[begin Dataset rows]
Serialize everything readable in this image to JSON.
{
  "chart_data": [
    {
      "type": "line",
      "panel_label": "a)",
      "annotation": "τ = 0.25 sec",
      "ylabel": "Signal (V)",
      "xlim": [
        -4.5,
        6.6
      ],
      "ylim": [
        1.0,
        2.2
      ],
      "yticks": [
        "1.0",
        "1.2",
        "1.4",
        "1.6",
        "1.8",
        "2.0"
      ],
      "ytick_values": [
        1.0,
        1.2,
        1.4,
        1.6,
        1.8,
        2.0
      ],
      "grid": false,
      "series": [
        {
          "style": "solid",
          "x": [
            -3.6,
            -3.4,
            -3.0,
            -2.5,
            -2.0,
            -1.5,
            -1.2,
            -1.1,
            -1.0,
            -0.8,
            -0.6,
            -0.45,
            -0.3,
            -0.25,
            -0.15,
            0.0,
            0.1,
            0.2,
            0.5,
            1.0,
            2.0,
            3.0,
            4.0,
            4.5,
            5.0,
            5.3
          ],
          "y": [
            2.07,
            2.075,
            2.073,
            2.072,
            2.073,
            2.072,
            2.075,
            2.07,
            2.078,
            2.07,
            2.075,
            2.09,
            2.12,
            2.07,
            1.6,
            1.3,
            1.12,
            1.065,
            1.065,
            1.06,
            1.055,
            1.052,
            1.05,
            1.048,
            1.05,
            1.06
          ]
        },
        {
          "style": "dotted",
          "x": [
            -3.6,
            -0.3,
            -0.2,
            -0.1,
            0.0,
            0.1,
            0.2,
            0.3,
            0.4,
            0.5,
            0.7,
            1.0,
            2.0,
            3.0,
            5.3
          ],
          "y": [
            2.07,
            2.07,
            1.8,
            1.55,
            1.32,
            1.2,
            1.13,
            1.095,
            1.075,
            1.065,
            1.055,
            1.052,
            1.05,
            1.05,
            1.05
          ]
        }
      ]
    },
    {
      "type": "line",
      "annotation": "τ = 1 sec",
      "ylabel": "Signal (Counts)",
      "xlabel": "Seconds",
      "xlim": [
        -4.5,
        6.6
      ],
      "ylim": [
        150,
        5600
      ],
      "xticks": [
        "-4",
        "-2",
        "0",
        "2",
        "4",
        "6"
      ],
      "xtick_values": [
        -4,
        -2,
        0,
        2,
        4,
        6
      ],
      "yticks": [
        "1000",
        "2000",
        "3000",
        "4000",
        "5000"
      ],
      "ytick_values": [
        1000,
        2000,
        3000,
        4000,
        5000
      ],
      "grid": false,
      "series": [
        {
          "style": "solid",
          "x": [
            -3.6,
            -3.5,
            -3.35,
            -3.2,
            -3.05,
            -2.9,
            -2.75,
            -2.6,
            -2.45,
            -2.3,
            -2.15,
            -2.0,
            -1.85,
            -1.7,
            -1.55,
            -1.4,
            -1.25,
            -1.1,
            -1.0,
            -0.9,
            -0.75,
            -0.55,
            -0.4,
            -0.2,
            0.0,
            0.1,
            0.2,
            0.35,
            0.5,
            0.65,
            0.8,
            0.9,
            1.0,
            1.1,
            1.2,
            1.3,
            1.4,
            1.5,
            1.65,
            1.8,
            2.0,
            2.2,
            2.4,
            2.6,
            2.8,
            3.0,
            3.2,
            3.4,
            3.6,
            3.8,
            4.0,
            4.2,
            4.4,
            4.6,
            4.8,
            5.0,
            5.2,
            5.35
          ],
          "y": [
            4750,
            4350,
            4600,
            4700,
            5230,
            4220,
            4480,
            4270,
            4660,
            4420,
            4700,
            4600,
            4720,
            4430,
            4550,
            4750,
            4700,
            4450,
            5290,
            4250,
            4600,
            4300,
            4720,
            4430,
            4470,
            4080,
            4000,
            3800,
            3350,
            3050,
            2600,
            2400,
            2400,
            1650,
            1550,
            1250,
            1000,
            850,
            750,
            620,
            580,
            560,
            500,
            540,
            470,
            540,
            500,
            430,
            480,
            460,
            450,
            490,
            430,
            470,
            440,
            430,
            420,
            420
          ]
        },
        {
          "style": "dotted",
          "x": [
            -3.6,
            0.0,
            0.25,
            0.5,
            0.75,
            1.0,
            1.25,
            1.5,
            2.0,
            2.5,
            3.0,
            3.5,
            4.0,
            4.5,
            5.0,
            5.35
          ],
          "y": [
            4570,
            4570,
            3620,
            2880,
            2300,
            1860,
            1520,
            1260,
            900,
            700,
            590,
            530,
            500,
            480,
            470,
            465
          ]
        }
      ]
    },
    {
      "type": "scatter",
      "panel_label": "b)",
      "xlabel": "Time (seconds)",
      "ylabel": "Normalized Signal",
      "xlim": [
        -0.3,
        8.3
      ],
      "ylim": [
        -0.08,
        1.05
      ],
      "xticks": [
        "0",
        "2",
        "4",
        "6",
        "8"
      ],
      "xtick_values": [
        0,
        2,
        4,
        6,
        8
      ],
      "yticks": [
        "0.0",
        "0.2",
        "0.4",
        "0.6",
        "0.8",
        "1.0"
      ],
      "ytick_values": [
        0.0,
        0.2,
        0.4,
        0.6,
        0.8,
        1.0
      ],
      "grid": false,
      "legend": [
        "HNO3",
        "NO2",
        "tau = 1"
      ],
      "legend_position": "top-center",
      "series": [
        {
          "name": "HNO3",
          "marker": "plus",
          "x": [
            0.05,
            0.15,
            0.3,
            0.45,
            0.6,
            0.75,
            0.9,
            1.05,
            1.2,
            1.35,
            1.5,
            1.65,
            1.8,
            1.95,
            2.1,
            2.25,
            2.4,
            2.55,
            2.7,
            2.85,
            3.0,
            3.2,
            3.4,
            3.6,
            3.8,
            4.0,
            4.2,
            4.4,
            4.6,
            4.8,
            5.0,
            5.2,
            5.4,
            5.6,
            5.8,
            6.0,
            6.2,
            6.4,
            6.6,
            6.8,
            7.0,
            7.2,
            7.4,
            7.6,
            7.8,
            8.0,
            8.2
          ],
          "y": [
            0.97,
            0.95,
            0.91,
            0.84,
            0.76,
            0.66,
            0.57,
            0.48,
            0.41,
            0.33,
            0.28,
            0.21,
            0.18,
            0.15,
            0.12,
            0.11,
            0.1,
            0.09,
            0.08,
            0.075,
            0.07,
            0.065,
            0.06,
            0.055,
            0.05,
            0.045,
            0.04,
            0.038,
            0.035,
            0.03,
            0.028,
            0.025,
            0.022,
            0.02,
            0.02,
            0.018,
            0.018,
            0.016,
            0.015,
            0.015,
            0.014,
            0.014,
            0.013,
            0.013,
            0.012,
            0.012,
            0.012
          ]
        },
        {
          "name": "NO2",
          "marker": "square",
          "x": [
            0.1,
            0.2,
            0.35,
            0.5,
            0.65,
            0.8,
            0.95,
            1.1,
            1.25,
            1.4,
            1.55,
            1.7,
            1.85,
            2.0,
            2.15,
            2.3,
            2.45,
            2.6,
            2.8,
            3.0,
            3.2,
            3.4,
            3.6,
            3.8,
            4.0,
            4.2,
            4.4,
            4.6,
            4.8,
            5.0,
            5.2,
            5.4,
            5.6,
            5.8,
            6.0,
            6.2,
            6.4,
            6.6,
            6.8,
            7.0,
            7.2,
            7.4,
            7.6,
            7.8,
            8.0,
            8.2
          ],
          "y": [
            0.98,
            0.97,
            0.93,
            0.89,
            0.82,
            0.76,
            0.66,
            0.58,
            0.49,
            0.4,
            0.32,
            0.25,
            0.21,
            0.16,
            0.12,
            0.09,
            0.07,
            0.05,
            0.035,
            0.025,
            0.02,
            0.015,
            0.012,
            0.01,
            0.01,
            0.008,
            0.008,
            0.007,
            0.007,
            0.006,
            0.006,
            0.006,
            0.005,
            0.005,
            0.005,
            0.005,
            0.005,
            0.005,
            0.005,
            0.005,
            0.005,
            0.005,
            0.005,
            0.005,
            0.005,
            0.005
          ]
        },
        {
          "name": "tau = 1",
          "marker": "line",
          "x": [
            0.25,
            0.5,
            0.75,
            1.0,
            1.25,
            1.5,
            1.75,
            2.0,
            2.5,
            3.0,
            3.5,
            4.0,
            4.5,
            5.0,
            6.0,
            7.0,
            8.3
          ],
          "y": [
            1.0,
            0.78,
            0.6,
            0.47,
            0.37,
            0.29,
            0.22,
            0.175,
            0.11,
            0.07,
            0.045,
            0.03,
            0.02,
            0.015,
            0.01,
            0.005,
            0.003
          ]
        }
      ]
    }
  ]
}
[end Dataset rows]
» **Your goal**:
Go through the material above and count the lines that contain "Signal"; give that number alone.

» **Expected answer**:
3